> **Task description**
Reproduce each line that includes the word "header".

Collected data entries
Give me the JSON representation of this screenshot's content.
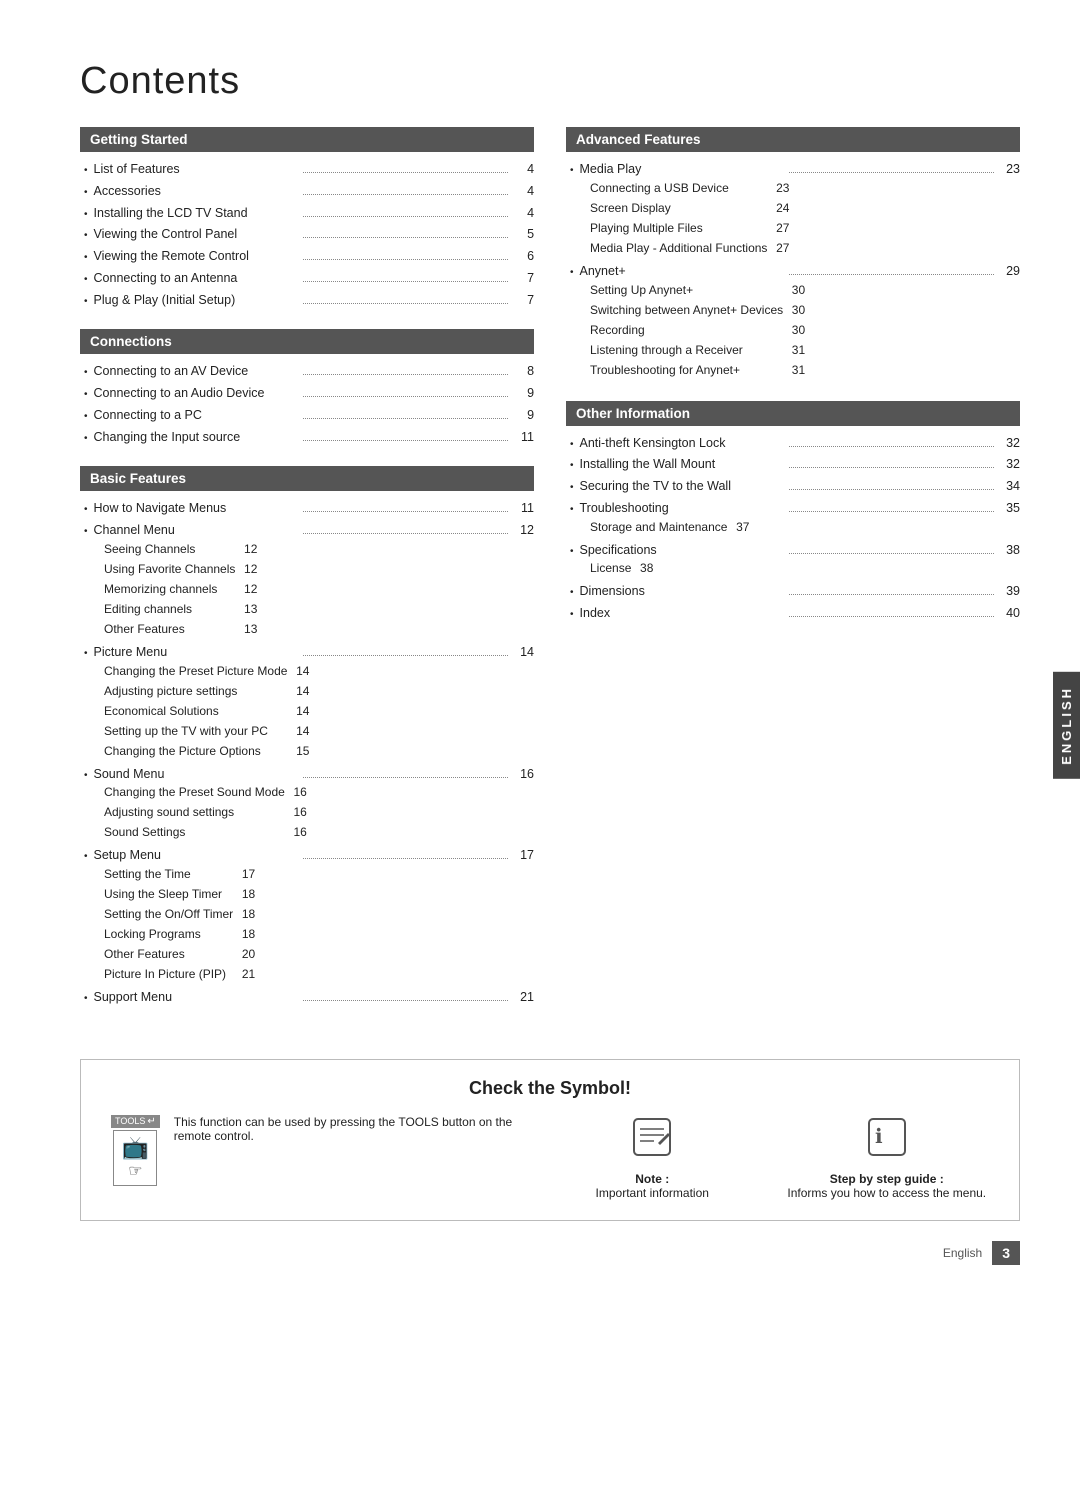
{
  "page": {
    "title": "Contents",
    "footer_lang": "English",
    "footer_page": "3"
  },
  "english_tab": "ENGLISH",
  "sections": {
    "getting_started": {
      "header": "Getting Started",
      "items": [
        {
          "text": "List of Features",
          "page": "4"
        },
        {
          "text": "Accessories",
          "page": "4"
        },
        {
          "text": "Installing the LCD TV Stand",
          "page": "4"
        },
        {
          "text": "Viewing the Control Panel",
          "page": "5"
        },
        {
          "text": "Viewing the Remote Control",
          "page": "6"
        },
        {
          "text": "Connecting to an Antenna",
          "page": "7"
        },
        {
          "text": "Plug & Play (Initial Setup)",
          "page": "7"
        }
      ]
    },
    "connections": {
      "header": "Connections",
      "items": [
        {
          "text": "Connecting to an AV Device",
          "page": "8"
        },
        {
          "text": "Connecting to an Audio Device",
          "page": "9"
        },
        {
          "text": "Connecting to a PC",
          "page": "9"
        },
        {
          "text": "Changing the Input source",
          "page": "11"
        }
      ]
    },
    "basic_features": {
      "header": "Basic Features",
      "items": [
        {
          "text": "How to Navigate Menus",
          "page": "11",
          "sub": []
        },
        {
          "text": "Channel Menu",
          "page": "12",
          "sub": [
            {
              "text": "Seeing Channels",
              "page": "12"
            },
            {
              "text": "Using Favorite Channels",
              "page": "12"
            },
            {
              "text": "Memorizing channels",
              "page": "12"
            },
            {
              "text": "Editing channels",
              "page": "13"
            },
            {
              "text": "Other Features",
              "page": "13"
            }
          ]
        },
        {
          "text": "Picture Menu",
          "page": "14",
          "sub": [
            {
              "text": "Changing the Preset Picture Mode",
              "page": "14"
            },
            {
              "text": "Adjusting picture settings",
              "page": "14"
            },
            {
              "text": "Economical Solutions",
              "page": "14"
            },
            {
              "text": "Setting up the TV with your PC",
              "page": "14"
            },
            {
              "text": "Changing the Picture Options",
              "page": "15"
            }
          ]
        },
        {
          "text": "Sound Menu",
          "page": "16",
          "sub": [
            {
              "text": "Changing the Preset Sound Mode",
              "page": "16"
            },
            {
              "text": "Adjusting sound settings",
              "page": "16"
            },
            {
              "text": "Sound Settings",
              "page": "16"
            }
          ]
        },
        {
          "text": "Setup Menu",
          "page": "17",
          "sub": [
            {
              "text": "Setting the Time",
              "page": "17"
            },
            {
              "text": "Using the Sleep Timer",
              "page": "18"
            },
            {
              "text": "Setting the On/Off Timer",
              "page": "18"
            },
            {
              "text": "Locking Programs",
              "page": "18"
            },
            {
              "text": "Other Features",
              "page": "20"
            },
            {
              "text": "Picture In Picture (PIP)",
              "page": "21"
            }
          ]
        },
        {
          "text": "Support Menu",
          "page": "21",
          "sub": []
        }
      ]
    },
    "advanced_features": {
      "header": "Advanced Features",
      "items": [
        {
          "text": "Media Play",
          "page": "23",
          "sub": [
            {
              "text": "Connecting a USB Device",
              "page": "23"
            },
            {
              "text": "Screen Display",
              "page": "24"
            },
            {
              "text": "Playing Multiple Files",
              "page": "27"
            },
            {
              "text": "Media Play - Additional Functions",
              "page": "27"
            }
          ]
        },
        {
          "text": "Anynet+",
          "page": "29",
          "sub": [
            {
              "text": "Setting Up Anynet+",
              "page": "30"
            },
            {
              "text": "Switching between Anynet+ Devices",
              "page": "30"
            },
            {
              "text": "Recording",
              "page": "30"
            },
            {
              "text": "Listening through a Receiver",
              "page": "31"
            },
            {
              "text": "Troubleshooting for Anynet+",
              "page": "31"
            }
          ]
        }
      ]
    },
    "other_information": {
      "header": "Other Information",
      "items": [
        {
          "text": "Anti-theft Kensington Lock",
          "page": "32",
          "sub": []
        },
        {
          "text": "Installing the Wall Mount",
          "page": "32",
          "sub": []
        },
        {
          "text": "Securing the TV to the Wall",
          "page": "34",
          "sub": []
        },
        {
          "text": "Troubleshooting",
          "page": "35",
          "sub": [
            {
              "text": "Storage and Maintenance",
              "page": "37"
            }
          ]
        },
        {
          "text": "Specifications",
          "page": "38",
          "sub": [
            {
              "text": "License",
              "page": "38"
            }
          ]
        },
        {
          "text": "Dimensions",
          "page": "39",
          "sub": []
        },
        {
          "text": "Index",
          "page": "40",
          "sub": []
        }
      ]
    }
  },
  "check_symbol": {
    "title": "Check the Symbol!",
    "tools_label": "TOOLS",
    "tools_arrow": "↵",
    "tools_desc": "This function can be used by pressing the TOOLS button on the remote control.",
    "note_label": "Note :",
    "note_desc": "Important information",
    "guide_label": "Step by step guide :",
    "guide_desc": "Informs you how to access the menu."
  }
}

> **Task answer**
      "header": "Getting Started",
      "header": "Connections",
      "header": "Basic Features",
      "header": "Advanced Features",
      "header": "Other Information",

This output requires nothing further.